TASK TO COMPLETE: All entries must be repeated exactly; do not include the pictures.
• • • •
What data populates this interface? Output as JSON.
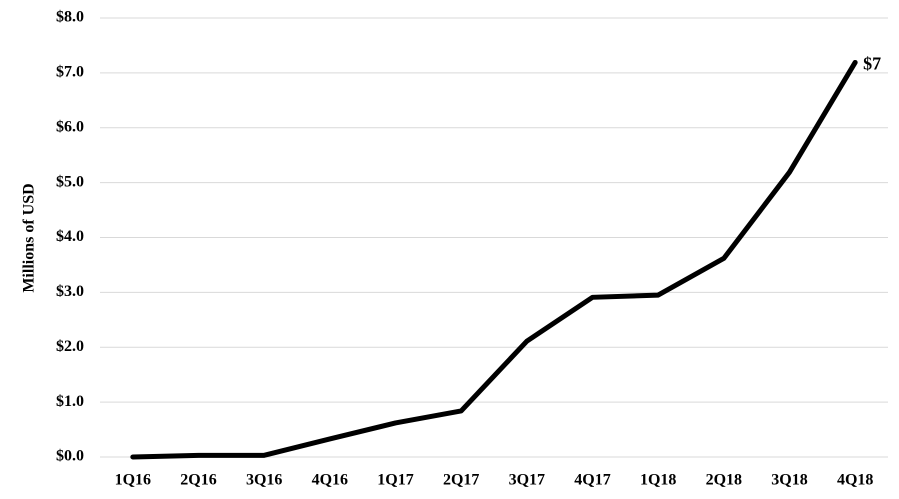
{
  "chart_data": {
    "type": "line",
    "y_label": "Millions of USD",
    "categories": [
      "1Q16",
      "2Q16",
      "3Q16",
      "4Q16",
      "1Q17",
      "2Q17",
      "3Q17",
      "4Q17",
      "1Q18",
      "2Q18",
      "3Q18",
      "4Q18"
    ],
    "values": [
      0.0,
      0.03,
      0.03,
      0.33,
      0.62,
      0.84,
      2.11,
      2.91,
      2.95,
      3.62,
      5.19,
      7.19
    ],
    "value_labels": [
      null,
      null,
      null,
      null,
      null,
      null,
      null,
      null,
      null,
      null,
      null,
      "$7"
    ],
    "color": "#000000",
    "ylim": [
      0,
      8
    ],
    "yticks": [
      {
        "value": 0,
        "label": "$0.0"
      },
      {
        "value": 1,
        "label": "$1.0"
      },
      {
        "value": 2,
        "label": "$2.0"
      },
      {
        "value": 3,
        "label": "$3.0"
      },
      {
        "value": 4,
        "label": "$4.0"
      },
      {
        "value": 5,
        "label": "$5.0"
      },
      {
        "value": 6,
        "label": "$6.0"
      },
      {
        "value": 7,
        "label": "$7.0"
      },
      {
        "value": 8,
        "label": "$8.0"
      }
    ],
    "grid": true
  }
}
• • • •
ANSWER FOR THIS EXERCISE:
What data populates this interface? Output as JSON.
{
  "chart_data": {
    "type": "line",
    "y_label": "Millions of USD",
    "categories": [
      "1Q16",
      "2Q16",
      "3Q16",
      "4Q16",
      "1Q17",
      "2Q17",
      "3Q17",
      "4Q17",
      "1Q18",
      "2Q18",
      "3Q18",
      "4Q18"
    ],
    "values": [
      0.0,
      0.03,
      0.03,
      0.33,
      0.62,
      0.84,
      2.11,
      2.91,
      2.95,
      3.62,
      5.19,
      7.19
    ],
    "value_labels": [
      null,
      null,
      null,
      null,
      null,
      null,
      null,
      null,
      null,
      null,
      null,
      "$7"
    ],
    "color": "#000000",
    "ylim": [
      0,
      8
    ],
    "yticks": [
      {
        "value": 0,
        "label": "$0.0"
      },
      {
        "value": 1,
        "label": "$1.0"
      },
      {
        "value": 2,
        "label": "$2.0"
      },
      {
        "value": 3,
        "label": "$3.0"
      },
      {
        "value": 4,
        "label": "$4.0"
      },
      {
        "value": 5,
        "label": "$5.0"
      },
      {
        "value": 6,
        "label": "$6.0"
      },
      {
        "value": 7,
        "label": "$7.0"
      },
      {
        "value": 8,
        "label": "$8.0"
      }
    ],
    "grid": true
  }
}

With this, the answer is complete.